> **Material shown**
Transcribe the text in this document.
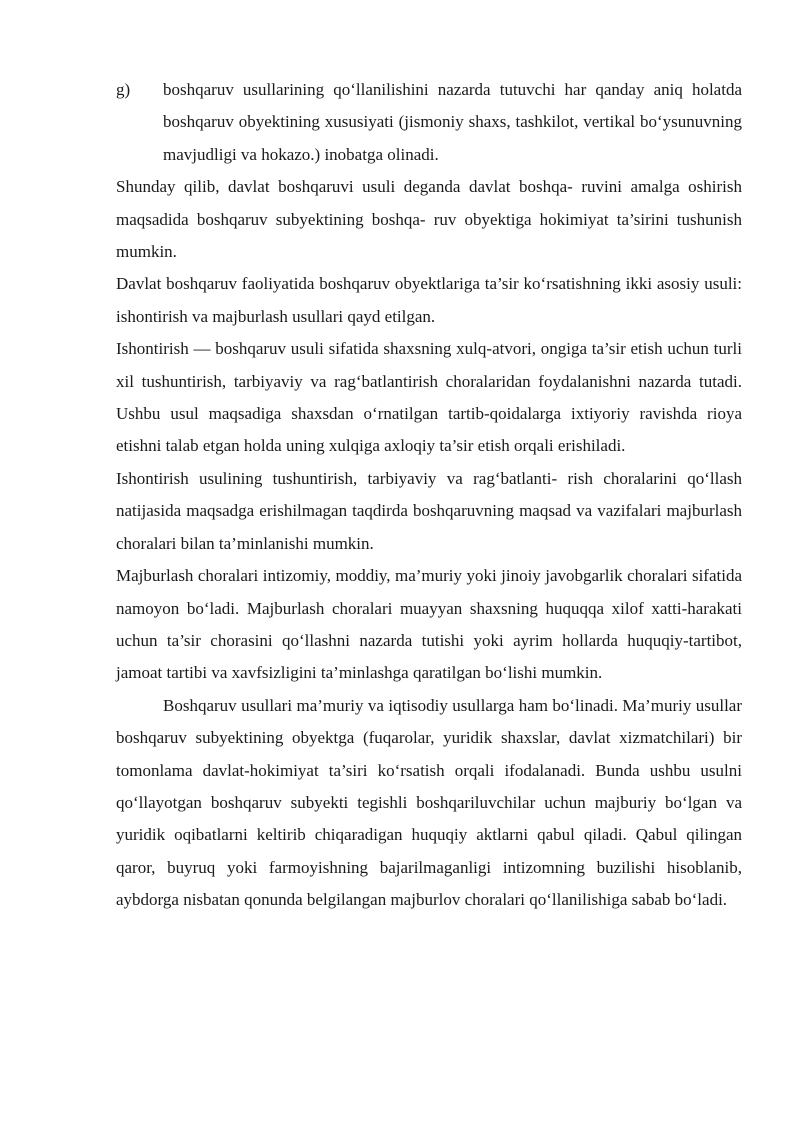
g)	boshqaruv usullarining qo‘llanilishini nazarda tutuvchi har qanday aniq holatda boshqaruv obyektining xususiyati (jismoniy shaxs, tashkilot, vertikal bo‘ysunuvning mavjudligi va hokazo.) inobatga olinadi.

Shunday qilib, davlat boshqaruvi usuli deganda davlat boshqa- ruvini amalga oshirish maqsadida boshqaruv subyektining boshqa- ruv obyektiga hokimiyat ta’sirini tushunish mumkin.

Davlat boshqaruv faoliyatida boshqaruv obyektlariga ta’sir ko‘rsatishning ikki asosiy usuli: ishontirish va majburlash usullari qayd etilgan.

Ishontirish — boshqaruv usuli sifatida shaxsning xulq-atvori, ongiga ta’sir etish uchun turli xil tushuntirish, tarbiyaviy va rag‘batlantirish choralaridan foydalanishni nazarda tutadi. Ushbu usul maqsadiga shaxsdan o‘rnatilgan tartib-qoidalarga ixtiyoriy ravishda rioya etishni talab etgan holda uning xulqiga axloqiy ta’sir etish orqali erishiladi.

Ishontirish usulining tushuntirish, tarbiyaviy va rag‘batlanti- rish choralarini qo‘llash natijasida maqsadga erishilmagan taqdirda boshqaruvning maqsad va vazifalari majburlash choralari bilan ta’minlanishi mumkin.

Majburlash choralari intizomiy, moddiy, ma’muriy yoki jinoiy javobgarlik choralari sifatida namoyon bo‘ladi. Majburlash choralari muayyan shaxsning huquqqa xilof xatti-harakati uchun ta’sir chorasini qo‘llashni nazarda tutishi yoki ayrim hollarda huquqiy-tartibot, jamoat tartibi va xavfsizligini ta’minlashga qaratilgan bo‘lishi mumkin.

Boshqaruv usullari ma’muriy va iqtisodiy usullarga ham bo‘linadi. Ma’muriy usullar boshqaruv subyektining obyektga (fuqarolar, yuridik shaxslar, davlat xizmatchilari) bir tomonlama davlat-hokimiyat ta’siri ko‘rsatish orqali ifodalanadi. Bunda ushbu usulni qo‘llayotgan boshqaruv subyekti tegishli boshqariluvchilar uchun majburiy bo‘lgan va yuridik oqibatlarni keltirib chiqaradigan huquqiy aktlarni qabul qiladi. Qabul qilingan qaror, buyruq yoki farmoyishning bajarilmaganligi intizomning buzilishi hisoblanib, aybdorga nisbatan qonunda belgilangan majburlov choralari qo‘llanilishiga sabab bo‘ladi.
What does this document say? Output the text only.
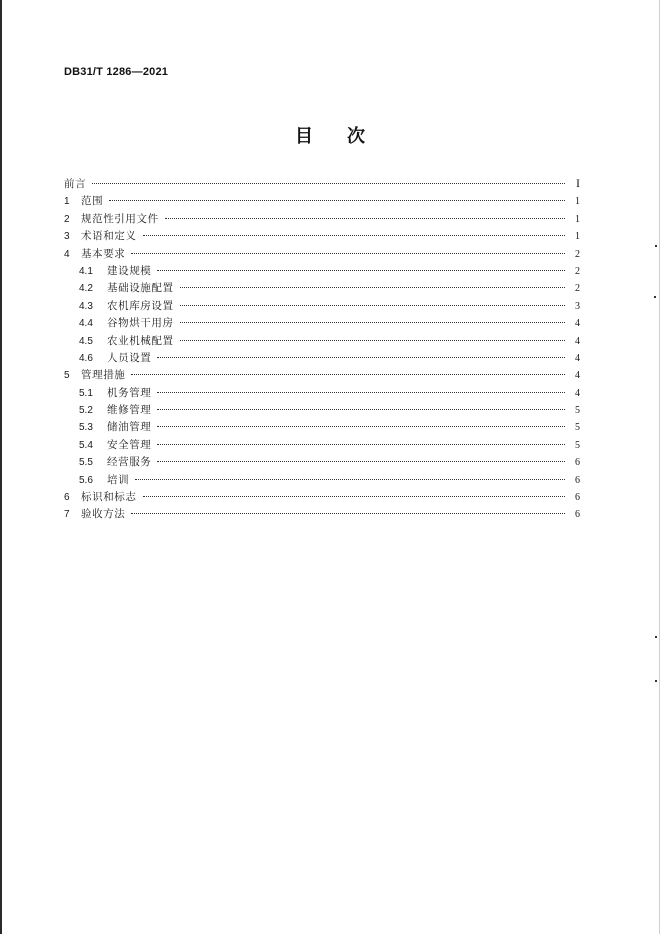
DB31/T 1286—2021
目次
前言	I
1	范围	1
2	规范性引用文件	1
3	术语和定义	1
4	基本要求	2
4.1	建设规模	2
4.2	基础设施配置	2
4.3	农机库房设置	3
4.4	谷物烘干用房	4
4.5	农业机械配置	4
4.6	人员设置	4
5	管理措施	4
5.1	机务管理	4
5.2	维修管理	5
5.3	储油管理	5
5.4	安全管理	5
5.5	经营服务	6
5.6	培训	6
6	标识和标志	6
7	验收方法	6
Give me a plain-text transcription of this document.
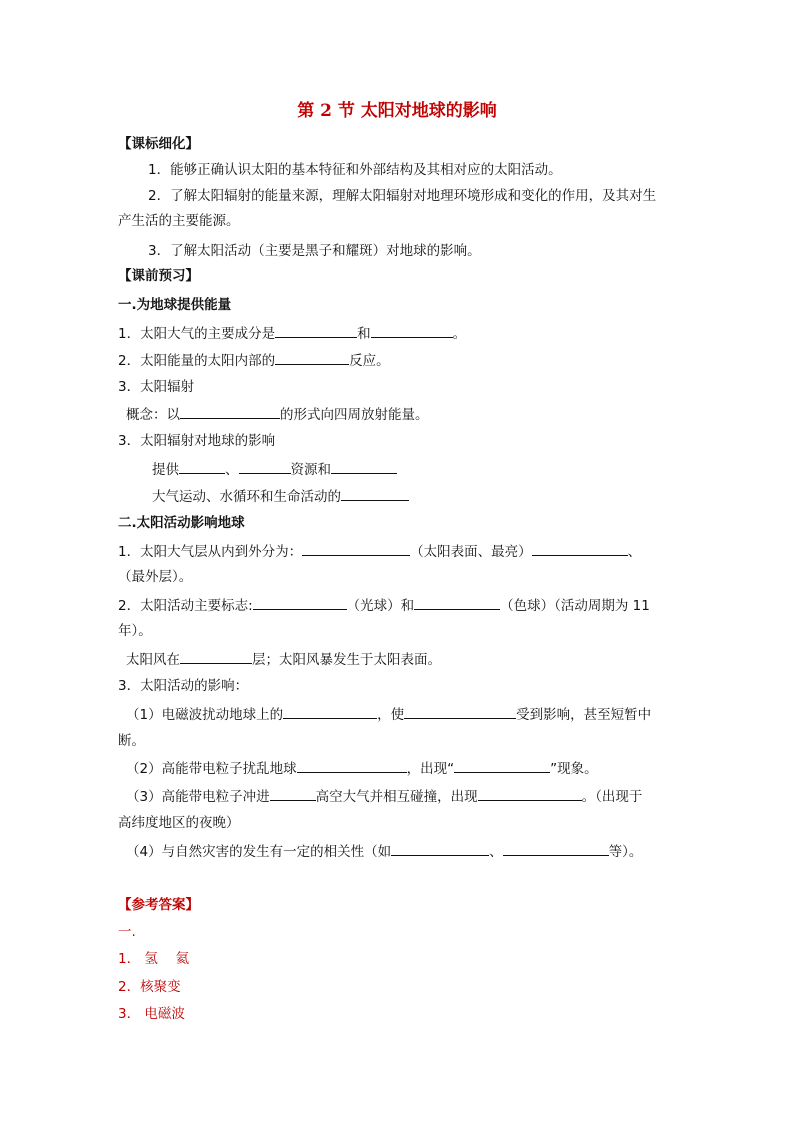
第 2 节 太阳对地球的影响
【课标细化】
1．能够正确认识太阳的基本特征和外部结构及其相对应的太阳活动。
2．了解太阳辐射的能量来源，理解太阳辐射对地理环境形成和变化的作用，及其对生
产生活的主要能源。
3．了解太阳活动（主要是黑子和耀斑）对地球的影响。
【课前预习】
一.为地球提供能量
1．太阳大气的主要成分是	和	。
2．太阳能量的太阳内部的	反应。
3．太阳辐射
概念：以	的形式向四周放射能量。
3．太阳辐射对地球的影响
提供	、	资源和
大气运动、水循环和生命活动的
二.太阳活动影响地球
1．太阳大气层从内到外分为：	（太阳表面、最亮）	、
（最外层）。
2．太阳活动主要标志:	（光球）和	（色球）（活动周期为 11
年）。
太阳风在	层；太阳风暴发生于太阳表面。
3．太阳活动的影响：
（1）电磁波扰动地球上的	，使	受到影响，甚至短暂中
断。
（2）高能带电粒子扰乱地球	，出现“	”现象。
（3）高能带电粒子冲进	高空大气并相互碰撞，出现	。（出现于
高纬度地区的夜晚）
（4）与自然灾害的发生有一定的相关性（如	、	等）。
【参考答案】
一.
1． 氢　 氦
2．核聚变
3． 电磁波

> **Exercise**
Lines holding the word "document" in the entries above are the ones to pull out. Copy them all.

> **Complete output**
Transcribe the text in this document.
What does this document say? Output the text only.
Give me a plain-text transcription of this document.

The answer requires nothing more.